>>>>

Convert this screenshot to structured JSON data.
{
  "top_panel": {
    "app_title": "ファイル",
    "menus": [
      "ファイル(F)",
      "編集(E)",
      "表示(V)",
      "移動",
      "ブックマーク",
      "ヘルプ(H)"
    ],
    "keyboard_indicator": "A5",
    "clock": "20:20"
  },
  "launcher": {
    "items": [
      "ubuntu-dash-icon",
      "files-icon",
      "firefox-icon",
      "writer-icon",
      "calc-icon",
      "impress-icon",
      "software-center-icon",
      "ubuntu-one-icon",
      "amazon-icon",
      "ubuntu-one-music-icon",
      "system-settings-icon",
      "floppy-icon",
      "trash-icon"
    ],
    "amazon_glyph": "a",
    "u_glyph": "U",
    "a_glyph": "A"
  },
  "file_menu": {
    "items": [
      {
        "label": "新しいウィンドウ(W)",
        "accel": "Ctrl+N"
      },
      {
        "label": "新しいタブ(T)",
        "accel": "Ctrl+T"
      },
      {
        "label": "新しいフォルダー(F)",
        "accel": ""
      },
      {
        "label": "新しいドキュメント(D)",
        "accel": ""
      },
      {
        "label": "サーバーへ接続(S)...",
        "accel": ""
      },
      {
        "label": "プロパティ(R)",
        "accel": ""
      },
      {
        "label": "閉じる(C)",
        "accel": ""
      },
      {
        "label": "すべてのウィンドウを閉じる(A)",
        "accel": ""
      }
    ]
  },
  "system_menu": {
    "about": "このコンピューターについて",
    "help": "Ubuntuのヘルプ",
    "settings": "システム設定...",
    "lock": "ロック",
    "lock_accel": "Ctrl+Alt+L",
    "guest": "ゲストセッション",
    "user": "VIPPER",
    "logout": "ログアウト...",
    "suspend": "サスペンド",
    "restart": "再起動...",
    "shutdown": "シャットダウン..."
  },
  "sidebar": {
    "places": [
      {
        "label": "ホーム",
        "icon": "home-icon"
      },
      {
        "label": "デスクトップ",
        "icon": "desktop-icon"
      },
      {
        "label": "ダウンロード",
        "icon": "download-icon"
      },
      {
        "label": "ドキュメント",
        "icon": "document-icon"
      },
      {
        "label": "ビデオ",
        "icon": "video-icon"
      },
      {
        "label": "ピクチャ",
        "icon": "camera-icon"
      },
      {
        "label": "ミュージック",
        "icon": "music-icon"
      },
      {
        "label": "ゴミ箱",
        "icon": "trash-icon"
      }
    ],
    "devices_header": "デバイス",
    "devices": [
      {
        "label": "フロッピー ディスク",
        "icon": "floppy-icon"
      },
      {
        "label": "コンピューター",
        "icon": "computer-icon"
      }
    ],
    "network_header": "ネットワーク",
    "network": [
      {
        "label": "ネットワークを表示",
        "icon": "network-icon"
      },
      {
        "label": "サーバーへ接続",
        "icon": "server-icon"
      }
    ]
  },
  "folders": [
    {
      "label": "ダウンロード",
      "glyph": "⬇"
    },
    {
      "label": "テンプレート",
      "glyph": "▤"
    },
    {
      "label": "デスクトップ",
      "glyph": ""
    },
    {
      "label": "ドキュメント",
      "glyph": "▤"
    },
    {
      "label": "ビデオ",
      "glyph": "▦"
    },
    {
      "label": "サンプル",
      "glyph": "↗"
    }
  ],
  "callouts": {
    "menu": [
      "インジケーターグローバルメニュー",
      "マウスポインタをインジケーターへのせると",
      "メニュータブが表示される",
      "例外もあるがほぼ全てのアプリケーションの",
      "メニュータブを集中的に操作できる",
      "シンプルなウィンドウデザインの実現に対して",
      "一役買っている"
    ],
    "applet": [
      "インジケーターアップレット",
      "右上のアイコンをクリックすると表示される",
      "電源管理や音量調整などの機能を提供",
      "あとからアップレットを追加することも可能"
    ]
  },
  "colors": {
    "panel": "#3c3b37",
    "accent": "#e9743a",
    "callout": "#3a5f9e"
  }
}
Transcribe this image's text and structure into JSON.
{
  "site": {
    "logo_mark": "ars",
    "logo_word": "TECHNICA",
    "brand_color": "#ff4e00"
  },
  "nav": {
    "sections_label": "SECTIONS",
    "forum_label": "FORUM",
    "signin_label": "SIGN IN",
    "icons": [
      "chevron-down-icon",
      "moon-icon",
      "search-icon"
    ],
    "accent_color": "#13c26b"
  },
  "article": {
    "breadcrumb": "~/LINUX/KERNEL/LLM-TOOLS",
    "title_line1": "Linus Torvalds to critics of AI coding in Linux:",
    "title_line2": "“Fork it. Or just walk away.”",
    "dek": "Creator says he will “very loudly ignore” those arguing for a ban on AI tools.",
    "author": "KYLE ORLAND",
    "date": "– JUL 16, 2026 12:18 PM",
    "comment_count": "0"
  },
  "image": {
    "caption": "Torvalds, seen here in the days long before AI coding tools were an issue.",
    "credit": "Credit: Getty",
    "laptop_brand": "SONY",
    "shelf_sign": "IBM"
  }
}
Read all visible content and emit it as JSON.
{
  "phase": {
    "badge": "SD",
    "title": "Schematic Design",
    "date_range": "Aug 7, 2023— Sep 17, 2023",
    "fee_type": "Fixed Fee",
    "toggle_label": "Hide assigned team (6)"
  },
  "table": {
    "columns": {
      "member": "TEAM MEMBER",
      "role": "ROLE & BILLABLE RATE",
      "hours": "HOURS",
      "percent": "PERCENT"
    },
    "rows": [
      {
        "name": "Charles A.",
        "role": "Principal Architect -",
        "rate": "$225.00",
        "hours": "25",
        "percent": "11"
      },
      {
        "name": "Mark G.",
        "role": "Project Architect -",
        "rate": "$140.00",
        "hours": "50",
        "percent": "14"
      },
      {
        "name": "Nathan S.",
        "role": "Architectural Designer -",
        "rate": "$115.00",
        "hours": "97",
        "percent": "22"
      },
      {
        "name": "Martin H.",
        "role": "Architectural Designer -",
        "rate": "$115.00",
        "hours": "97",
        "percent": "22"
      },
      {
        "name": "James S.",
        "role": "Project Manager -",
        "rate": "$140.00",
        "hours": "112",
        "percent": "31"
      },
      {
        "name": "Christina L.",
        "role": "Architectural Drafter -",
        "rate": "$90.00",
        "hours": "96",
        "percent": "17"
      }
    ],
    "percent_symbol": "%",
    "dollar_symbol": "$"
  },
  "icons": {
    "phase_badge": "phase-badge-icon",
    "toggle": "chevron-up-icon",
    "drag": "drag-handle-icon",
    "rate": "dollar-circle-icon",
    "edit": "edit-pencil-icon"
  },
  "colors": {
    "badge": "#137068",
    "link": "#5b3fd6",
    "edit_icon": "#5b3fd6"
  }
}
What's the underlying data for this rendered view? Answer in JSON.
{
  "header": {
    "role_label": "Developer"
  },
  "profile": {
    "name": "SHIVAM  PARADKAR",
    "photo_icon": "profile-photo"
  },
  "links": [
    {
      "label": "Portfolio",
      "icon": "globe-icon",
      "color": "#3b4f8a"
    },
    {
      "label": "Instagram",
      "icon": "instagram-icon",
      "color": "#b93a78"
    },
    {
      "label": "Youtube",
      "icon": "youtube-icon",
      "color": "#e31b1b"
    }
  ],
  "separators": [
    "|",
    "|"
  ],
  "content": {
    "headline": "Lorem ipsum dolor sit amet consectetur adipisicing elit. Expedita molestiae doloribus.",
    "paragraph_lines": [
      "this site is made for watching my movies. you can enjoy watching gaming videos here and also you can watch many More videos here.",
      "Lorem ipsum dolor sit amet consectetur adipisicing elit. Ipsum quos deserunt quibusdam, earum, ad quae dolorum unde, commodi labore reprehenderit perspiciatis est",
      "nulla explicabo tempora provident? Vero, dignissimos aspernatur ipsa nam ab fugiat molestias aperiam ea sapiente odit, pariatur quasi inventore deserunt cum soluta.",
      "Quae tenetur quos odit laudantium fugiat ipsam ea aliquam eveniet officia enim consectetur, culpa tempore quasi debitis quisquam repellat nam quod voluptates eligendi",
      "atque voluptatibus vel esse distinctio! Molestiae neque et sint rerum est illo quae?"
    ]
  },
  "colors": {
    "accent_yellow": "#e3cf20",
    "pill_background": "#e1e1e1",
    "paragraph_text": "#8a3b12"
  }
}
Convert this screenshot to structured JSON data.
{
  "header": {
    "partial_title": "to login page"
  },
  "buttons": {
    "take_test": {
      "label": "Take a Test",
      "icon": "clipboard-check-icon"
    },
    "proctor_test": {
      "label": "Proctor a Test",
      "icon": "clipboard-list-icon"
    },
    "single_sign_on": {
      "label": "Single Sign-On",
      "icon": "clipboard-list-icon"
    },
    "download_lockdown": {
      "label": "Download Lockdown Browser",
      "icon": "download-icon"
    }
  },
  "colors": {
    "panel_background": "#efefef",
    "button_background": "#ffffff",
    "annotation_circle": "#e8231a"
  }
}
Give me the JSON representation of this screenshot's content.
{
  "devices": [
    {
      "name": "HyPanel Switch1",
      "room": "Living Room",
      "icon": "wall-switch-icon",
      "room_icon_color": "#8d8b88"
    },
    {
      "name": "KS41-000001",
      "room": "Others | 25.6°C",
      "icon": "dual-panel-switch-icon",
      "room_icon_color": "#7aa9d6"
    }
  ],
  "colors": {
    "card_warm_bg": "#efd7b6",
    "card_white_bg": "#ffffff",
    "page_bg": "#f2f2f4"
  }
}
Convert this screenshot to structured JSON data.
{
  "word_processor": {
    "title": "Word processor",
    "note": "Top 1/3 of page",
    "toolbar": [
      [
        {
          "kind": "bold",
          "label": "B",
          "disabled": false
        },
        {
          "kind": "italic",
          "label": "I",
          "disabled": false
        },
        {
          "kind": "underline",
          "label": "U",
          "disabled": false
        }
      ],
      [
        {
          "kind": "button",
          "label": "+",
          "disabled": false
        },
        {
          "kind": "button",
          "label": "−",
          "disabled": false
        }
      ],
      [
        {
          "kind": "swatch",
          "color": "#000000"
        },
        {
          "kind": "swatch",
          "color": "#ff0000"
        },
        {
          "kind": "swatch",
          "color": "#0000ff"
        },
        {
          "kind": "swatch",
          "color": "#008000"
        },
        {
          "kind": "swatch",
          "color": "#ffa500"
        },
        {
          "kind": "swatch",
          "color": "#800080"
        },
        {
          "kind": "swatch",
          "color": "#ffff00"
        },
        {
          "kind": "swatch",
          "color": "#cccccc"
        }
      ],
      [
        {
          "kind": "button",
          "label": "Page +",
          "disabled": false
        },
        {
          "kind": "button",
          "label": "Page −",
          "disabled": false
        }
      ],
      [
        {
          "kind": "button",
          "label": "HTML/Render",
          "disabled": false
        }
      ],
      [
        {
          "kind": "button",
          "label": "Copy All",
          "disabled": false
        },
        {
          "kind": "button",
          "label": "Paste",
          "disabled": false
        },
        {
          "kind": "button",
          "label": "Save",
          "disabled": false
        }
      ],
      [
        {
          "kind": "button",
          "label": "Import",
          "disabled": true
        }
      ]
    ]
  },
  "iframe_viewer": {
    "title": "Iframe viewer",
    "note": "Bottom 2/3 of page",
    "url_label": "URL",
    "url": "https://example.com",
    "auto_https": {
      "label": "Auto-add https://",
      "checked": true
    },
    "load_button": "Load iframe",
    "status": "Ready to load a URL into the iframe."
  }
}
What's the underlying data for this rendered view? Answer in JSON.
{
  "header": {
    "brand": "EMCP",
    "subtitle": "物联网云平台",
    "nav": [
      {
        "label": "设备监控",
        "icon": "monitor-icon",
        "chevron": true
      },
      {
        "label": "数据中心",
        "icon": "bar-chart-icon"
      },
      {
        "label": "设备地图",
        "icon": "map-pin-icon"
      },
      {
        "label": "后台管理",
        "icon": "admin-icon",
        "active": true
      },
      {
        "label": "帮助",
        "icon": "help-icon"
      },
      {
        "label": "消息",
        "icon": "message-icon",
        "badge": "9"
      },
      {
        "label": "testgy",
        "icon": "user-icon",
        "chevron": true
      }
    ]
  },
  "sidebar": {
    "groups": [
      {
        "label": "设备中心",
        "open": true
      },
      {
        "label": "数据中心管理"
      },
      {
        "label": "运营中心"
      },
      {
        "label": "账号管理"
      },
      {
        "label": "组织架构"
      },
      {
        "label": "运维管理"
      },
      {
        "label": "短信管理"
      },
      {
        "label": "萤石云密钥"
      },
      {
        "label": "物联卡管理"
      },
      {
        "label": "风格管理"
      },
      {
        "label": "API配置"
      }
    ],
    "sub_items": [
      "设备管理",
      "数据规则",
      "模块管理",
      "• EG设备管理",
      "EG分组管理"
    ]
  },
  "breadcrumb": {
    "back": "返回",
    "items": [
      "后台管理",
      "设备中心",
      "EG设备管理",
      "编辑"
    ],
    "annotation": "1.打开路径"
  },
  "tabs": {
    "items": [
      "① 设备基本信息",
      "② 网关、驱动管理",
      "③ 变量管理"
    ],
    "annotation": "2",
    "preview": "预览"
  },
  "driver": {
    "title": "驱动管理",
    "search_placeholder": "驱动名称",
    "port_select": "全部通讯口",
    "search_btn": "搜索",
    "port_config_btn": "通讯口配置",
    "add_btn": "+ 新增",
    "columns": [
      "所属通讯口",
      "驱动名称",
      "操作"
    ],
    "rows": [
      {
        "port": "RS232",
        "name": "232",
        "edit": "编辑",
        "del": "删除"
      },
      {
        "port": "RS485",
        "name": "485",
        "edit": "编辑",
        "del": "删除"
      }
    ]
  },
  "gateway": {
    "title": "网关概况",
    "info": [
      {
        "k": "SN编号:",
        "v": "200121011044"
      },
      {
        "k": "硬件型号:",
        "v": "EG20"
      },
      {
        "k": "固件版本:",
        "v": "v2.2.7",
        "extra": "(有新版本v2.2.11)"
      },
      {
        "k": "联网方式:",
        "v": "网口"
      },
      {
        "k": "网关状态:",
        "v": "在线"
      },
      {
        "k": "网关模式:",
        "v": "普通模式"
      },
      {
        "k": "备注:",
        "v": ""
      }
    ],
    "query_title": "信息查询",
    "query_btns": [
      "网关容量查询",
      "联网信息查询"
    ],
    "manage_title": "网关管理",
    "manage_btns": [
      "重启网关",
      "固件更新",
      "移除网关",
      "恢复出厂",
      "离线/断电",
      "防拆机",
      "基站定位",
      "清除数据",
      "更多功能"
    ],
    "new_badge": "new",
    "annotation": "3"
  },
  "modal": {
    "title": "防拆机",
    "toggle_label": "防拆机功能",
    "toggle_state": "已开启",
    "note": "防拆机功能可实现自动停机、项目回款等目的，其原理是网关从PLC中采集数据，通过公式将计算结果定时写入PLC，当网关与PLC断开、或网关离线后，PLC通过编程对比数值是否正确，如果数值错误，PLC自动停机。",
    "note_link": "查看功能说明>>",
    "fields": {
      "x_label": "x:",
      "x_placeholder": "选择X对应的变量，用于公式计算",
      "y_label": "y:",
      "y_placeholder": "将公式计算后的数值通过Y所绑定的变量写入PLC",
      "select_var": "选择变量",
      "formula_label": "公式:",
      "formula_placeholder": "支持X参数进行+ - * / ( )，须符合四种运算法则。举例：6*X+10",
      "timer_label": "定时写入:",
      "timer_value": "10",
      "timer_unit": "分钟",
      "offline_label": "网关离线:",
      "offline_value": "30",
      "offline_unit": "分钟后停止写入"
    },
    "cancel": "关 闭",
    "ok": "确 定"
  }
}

<<<<

» **DIRECTION**
Tally the lines of the listing that include "Project". Reply with nothing but the count.

» **IN RESPONSE**
2